» Worum es geht:
In welchem Bereich liegt laut dem folgenden Auszug der Schwerpunkt der Basisgewerkschaften in Frankreich und Italien?

» Bereitgestellter Auszug:
◇ ◇ ◇ ◇ ◇

Historisch existieren Basisgewerkschaften bereits seit Beginn der Arbeiterbewegung, vor allem im antiautoritären Flügel der Erste Internationale (1864 bis 1876) bis zu deren Spaltung 1872 und später in der 1922 wiedergegründeten internationalen Arbeiter-Assoziation (IAA) auf anarcho- bzw. revolutionär-syndikalistischer Basis. Ihre Hochzeit hatte die IAA in den 20ern/30er Jahren. Doch auch heute noch existieren Sektionen der IAA und andere anarcho- und revolutionär-syndikalistische Gewerkschaften, wie die FAU in Deutschland, die Confederación Nacional del Trabajo in Spanien, die SAC in Schweden oder die IWW in den USA.

In Frankreich und Italien traten seit Ende der 1980er Jahre neuartige Gewerkschaften in Erscheinung, die sich in ihren Inhalten und Organisationsstrukturen von den etablierten großen Gewerkschaftsverbänden unterscheiden. Obwohl zahlenmäßig klein, haben diese Basisgewerkschaften in beiden Ländern im Laufe der 1990er-Jahre in Arbeitskämpfen und sozialen Auseinandersetzungen eine Vorreiterrolle gespielt. Ihr Schwerpunkt liegt vorwiegend im Bereich öffentlicher Dienste (Post, Transportsektor, Erziehungs- und Gesundheitswesen), aber auch in der Industrie üben Basisgewerkschaften einen wachsenden Einfluss aus.

Grundprinzipien

Grundprinzipien der Basisgewerkschaften sind:

  • Basisdemokratische Strukturen, Verzicht auf hierarchische Apparate.
  • Basisgewerkschaften verstehen sich sowohl als Organisationen zur Vertretung von Interessen der Lohnabhängigen als auch zur Transformation der Gesellschaft und Überwindung des Kapitalismus.
  • Basisgewerkschaften verstehen unter Interessen von Arbeiterinnen und Arbeitern nicht rein betrieblich-tarifliche Interessen, sondern gesamtgesellschaftliche Interessen an höherer Lebensqualität.
  • Ablehnung der "konzertierten Aktion": Basisgewerkschaften suchen keine Bündnisse und Übereinkünfte mit den Verbänden des Kapitals.

◇ ◇ ◇ ◇ ◇

» Einträge zur Layout-Annotation:
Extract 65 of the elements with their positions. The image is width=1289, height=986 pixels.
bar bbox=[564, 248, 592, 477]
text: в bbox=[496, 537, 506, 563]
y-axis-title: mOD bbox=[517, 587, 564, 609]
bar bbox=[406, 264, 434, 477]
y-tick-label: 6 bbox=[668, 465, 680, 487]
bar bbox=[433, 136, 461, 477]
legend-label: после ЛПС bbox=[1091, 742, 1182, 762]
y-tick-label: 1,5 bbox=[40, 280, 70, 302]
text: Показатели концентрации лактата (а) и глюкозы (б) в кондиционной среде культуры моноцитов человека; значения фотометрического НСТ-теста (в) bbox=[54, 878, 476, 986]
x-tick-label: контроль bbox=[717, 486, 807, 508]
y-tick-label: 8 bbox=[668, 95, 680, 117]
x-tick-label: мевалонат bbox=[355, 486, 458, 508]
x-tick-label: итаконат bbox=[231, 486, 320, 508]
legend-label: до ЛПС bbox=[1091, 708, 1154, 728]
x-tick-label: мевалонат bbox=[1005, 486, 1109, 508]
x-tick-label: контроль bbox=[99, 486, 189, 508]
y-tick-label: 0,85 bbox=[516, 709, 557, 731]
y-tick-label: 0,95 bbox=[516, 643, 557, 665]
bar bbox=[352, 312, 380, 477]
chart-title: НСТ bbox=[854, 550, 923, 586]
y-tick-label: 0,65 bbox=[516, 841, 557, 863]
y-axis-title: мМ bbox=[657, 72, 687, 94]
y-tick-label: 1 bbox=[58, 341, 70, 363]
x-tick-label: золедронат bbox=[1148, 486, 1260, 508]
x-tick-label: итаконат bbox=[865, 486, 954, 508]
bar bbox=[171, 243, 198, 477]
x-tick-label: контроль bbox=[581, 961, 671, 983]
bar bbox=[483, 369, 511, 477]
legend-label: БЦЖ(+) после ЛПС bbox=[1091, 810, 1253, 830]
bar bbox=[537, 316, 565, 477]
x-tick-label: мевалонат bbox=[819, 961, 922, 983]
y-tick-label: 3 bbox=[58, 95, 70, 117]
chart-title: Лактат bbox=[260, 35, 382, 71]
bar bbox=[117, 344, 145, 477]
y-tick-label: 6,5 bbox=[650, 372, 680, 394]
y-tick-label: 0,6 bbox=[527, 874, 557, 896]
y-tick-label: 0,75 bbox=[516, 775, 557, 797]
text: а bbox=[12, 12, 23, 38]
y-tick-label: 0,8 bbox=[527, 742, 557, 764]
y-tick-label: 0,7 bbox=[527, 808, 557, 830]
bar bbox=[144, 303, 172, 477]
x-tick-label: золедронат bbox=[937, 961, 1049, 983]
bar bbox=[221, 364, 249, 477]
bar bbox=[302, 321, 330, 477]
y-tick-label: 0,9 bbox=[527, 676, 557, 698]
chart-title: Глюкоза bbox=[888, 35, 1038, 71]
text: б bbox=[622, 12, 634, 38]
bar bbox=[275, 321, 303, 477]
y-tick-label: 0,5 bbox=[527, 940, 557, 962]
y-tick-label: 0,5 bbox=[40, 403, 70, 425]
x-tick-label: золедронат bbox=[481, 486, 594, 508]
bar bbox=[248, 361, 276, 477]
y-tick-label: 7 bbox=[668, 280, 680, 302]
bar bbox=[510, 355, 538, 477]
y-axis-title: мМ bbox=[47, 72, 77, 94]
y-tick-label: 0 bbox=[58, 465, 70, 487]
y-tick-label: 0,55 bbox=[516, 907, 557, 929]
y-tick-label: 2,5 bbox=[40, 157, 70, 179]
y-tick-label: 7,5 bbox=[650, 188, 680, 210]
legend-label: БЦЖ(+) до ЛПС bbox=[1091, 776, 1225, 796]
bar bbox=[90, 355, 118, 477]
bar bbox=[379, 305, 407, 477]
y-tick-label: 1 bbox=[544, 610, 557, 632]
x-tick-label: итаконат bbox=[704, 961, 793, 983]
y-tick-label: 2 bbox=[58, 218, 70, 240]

◇ ◇ ◇ ◇ ◇

» Richtige Antwort:
Vorwiegend im Bereich öffentlicher Dienste (Post, Transportsektor, Erziehungs- und Gesundheitswesen).